*To do*:
Every record must be written out once more, with nothing added or omitted.
··· Given entries
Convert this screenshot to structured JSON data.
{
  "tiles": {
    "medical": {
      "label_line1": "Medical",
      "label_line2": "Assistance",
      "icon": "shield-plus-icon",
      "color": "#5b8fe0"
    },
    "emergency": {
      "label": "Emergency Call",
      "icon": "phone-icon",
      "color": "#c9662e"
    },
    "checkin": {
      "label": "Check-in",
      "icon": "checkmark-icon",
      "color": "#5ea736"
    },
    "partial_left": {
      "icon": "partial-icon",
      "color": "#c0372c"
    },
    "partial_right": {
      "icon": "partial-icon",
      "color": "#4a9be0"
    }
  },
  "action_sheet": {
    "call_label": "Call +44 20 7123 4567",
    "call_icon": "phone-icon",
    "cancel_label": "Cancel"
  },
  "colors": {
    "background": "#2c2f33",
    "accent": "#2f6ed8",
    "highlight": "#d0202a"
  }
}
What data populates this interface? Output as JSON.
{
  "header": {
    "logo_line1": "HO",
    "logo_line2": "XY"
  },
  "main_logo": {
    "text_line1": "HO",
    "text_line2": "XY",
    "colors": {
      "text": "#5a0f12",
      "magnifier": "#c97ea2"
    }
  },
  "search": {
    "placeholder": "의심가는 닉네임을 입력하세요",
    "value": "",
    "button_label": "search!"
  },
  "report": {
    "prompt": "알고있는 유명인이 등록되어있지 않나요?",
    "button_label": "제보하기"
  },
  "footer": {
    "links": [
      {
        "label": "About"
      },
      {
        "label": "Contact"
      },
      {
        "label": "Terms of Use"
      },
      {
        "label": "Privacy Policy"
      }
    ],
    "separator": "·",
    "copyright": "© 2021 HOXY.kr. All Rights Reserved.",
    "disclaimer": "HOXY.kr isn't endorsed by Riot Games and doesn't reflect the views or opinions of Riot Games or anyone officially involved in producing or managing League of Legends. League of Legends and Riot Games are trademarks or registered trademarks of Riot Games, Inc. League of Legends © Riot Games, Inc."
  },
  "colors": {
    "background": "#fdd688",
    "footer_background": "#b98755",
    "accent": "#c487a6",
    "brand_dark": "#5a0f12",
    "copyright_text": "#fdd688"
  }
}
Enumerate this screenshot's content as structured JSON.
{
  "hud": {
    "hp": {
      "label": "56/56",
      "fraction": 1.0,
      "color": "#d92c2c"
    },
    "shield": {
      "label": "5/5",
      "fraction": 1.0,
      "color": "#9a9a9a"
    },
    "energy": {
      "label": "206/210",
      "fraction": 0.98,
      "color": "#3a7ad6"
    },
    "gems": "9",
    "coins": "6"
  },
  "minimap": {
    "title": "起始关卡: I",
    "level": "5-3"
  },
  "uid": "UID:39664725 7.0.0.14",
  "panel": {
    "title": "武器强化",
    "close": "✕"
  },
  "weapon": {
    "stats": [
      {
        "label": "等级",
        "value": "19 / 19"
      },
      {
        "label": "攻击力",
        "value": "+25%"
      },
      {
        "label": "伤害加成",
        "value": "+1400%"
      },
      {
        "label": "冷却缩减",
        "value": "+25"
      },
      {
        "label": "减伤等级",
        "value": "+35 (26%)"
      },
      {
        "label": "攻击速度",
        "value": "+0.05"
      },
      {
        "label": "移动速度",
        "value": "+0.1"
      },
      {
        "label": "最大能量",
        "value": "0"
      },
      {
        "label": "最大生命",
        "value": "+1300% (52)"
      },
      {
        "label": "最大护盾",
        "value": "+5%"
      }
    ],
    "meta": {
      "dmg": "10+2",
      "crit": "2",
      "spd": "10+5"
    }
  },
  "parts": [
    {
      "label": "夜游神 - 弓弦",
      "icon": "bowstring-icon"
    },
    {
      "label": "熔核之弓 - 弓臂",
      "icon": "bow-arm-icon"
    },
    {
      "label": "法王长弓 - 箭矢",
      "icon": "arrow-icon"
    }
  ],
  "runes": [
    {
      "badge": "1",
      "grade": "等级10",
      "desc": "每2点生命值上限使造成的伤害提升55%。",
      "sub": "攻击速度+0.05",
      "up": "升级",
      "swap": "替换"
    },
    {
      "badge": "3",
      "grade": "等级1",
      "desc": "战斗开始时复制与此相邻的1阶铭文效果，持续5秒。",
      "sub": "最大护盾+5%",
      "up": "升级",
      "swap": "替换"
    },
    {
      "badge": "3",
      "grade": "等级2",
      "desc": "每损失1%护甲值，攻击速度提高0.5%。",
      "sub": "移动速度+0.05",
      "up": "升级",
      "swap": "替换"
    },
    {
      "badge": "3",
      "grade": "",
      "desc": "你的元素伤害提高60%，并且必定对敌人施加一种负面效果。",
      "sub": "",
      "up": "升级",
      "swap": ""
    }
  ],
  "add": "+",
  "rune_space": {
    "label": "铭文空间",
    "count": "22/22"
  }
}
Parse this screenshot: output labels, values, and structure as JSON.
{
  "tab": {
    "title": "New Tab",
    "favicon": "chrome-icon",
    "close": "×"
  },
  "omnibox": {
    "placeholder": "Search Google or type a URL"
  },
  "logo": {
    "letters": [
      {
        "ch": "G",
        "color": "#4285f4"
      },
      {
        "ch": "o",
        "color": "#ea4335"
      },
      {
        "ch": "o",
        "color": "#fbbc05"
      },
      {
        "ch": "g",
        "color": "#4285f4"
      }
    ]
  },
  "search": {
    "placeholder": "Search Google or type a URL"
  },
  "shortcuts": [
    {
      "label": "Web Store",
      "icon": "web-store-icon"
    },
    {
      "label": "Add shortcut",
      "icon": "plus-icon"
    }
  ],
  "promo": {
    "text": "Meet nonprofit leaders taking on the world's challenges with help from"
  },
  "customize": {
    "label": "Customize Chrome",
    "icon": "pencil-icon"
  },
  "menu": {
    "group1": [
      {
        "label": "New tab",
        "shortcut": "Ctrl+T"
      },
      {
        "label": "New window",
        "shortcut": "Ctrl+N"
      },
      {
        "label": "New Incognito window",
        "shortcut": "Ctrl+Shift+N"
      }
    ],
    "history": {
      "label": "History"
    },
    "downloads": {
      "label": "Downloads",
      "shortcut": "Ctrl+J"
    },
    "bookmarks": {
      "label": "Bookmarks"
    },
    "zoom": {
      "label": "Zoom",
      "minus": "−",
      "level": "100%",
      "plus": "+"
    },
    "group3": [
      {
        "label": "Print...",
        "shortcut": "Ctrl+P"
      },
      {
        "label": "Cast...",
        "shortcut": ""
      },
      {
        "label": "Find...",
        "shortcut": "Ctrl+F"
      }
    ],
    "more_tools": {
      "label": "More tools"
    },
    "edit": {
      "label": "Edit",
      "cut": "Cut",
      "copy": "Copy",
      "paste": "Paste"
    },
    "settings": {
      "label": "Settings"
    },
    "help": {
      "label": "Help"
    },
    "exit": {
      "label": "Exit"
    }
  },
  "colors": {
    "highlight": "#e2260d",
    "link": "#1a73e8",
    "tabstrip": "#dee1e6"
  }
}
······
*Result of this task*:
Convert this screenshot to structured JSON data.
{
  "tiles": {
    "medical": {
      "label_line1": "Medical",
      "label_line2": "Assistance",
      "icon": "shield-plus-icon",
      "color": "#5b8fe0"
    },
    "emergency": {
      "label": "Emergency Call",
      "icon": "phone-icon",
      "color": "#c9662e"
    },
    "checkin": {
      "label": "Check-in",
      "icon": "checkmark-icon",
      "color": "#5ea736"
    },
    "partial_left": {
      "icon": "partial-icon",
      "color": "#c0372c"
    },
    "partial_right": {
      "icon": "partial-icon",
      "color": "#4a9be0"
    }
  },
  "action_sheet": {
    "call_label": "Call +44 20 7123 4567",
    "call_icon": "phone-icon",
    "cancel_label": "Cancel"
  },
  "colors": {
    "background": "#2c2f33",
    "accent": "#2f6ed8",
    "highlight": "#d0202a"
  }
}
What data populates this interface? Output as JSON.
{
  "header": {
    "logo_line1": "HO",
    "logo_line2": "XY"
  },
  "main_logo": {
    "text_line1": "HO",
    "text_line2": "XY",
    "colors": {
      "text": "#5a0f12",
      "magnifier": "#c97ea2"
    }
  },
  "search": {
    "placeholder": "의심가는 닉네임을 입력하세요",
    "value": "",
    "button_label": "search!"
  },
  "report": {
    "prompt": "알고있는 유명인이 등록되어있지 않나요?",
    "button_label": "제보하기"
  },
  "footer": {
    "links": [
      {
        "label": "About"
      },
      {
        "label": "Contact"
      },
      {
        "label": "Terms of Use"
      },
      {
        "label": "Privacy Policy"
      }
    ],
    "separator": "·",
    "copyright": "© 2021 HOXY.kr. All Rights Reserved.",
    "disclaimer": "HOXY.kr isn't endorsed by Riot Games and doesn't reflect the views or opinions of Riot Games or anyone officially involved in producing or managing League of Legends. League of Legends and Riot Games are trademarks or registered trademarks of Riot Games, Inc. League of Legends © Riot Games, Inc."
  },
  "colors": {
    "background": "#fdd688",
    "footer_background": "#b98755",
    "accent": "#c487a6",
    "brand_dark": "#5a0f12",
    "copyright_text": "#fdd688"
  }
}
Enumerate this screenshot's content as structured JSON.
{
  "hud": {
    "hp": {
      "label": "56/56",
      "fraction": 1.0,
      "color": "#d92c2c"
    },
    "shield": {
      "label": "5/5",
      "fraction": 1.0,
      "color": "#9a9a9a"
    },
    "energy": {
      "label": "206/210",
      "fraction": 0.98,
      "color": "#3a7ad6"
    },
    "gems": "9",
    "coins": "6"
  },
  "minimap": {
    "title": "起始关卡: I",
    "level": "5-3"
  },
  "uid": "UID:39664725 7.0.0.14",
  "panel": {
    "title": "武器强化",
    "close": "✕"
  },
  "weapon": {
    "stats": [
      {
        "label": "等级",
        "value": "19 / 19"
      },
      {
        "label": "攻击力",
        "value": "+25%"
      },
      {
        "label": "伤害加成",
        "value": "+1400%"
      },
      {
        "label": "冷却缩减",
        "value": "+25"
      },
      {
        "label": "减伤等级",
        "value": "+35 (26%)"
      },
      {
        "label": "攻击速度",
        "value": "+0.05"
      },
      {
        "label": "移动速度",
        "value": "+0.1"
      },
      {
        "label": "最大能量",
        "value": "0"
      },
      {
        "label": "最大生命",
        "value": "+1300% (52)"
      },
      {
        "label": "最大护盾",
        "value": "+5%"
      }
    ],
    "meta": {
      "dmg": "10+2",
      "crit": "2",
      "spd": "10+5"
    }
  },
  "parts": [
    {
      "label": "夜游神 - 弓弦",
      "icon": "bowstring-icon"
    },
    {
      "label": "熔核之弓 - 弓臂",
      "icon": "bow-arm-icon"
    },
    {
      "label": "法王长弓 - 箭矢",
      "icon": "arrow-icon"
    }
  ],
  "runes": [
    {
      "badge": "1",
      "grade": "等级10",
      "desc": "每2点生命值上限使造成的伤害提升55%。",
      "sub": "攻击速度+0.05",
      "up": "升级",
      "swap": "替换"
    },
    {
      "badge": "3",
      "grade": "等级1",
      "desc": "战斗开始时复制与此相邻的1阶铭文效果，持续5秒。",
      "sub": "最大护盾+5%",
      "up": "升级",
      "swap": "替换"
    },
    {
      "badge": "3",
      "grade": "等级2",
      "desc": "每损失1%护甲值，攻击速度提高0.5%。",
      "sub": "移动速度+0.05",
      "up": "升级",
      "swap": "替换"
    },
    {
      "badge": "3",
      "grade": "",
      "desc": "你的元素伤害提高60%，并且必定对敌人施加一种负面效果。",
      "sub": "",
      "up": "升级",
      "swap": ""
    }
  ],
  "add": "+",
  "rune_space": {
    "label": "铭文空间",
    "count": "22/22"
  }
}
Parse this screenshot: output labels, values, and structure as JSON.
{
  "tab": {
    "title": "New Tab",
    "favicon": "chrome-icon",
    "close": "×"
  },
  "omnibox": {
    "placeholder": "Search Google or type a URL"
  },
  "logo": {
    "letters": [
      {
        "ch": "G",
        "color": "#4285f4"
      },
      {
        "ch": "o",
        "color": "#ea4335"
      },
      {
        "ch": "o",
        "color": "#fbbc05"
      },
      {
        "ch": "g",
        "color": "#4285f4"
      }
    ]
  },
  "search": {
    "placeholder": "Search Google or type a URL"
  },
  "shortcuts": [
    {
      "label": "Web Store",
      "icon": "web-store-icon"
    },
    {
      "label": "Add shortcut",
      "icon": "plus-icon"
    }
  ],
  "promo": {
    "text": "Meet nonprofit leaders taking on the world's challenges with help from"
  },
  "customize": {
    "label": "Customize Chrome",
    "icon": "pencil-icon"
  },
  "menu": {
    "group1": [
      {
        "label": "New tab",
        "shortcut": "Ctrl+T"
      },
      {
        "label": "New window",
        "shortcut": "Ctrl+N"
      },
      {
        "label": "New Incognito window",
        "shortcut": "Ctrl+Shift+N"
      }
    ],
    "history": {
      "label": "History"
    },
    "downloads": {
      "label": "Downloads",
      "shortcut": "Ctrl+J"
    },
    "bookmarks": {
      "label": "Bookmarks"
    },
    "zoom": {
      "label": "Zoom",
      "minus": "−",
      "level": "100%",
      "plus": "+"
    },
    "group3": [
      {
        "label": "Print...",
        "shortcut": "Ctrl+P"
      },
      {
        "label": "Cast...",
        "shortcut": ""
      },
      {
        "label": "Find...",
        "shortcut": "Ctrl+F"
      }
    ],
    "more_tools": {
      "label": "More tools"
    },
    "edit": {
      "label": "Edit",
      "cut": "Cut",
      "copy": "Copy",
      "paste": "Paste"
    },
    "settings": {
      "label": "Settings"
    },
    "help": {
      "label": "Help"
    },
    "exit": {
      "label": "Exit"
    }
  },
  "colors": {
    "highlight": "#e2260d",
    "link": "#1a73e8",
    "tabstrip": "#dee1e6"
  }
}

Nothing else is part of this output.